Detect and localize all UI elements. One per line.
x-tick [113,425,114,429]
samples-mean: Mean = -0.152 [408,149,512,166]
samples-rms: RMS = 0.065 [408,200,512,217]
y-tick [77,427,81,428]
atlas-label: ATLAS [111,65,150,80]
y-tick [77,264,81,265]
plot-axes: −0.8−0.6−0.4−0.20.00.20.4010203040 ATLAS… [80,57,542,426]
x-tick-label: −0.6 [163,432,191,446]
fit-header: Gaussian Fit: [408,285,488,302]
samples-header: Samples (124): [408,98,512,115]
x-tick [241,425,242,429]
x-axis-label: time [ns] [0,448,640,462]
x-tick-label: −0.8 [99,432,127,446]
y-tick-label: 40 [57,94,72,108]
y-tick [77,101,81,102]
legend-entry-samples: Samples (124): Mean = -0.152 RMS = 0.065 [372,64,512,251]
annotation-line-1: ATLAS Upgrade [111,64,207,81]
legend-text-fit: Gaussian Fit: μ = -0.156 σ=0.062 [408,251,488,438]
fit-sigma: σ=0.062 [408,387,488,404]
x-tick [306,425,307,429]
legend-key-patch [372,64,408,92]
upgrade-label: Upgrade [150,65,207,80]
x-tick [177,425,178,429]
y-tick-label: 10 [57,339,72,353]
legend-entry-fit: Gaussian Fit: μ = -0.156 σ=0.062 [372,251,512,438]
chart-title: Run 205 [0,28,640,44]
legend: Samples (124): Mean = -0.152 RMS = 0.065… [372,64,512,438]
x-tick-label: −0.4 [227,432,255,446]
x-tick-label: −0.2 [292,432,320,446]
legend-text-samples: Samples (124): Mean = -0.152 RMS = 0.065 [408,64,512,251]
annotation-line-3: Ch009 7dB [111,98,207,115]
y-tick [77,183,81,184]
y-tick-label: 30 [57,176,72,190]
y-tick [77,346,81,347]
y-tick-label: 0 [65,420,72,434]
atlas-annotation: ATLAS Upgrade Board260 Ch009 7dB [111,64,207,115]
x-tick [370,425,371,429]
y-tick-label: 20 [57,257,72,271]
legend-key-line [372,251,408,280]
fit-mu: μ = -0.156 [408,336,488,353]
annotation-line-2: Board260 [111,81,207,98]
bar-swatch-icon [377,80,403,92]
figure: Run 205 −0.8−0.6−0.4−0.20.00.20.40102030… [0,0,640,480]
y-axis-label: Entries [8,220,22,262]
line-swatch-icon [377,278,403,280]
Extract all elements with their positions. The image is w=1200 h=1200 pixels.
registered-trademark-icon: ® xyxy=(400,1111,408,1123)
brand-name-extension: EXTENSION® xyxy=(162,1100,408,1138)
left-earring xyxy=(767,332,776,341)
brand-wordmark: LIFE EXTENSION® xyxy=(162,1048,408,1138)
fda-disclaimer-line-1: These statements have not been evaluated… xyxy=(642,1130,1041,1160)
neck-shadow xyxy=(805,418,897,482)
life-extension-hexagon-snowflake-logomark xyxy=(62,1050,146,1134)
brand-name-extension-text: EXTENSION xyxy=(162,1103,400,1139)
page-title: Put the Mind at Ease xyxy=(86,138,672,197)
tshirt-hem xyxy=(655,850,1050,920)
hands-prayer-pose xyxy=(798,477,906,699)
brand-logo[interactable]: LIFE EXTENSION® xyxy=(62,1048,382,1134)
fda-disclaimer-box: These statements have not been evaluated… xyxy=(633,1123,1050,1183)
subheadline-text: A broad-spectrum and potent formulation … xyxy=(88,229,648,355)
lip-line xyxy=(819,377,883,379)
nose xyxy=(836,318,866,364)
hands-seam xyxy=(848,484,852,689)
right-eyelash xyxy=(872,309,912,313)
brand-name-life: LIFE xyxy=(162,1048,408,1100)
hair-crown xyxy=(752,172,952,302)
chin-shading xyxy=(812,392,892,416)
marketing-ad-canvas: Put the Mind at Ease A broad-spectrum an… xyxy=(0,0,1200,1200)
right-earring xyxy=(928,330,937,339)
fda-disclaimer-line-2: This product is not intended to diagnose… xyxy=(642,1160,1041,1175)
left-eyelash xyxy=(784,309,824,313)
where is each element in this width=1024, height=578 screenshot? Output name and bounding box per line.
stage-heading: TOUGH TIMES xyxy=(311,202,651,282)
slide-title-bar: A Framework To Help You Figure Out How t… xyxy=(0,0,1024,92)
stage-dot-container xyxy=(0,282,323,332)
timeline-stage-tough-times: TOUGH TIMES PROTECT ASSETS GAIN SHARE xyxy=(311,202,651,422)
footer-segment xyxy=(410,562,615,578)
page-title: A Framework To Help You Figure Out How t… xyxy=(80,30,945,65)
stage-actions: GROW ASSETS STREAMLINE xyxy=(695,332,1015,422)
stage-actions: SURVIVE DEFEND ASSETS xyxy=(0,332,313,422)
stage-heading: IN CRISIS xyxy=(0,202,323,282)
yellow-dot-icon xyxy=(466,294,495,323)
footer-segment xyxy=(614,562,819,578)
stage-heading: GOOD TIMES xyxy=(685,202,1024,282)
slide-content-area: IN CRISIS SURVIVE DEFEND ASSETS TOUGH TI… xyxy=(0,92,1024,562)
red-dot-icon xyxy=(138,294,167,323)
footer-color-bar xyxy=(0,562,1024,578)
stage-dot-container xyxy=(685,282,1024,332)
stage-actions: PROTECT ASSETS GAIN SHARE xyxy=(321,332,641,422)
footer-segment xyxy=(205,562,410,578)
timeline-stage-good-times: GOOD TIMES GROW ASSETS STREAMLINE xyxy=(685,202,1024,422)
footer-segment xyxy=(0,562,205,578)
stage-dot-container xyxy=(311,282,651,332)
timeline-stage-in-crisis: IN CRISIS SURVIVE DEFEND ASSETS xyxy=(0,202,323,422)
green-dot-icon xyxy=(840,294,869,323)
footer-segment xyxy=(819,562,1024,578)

• _Stated goal_
List every line of the items that contains the word "These", matching case exactly.

• _Full solution_
fda-disclaimer-line-1: These statements have not been evaluated… xyxy=(642,1130,1041,1160)
fda-disclaimer-box: These statements have not been evaluated… xyxy=(633,1123,1050,1183)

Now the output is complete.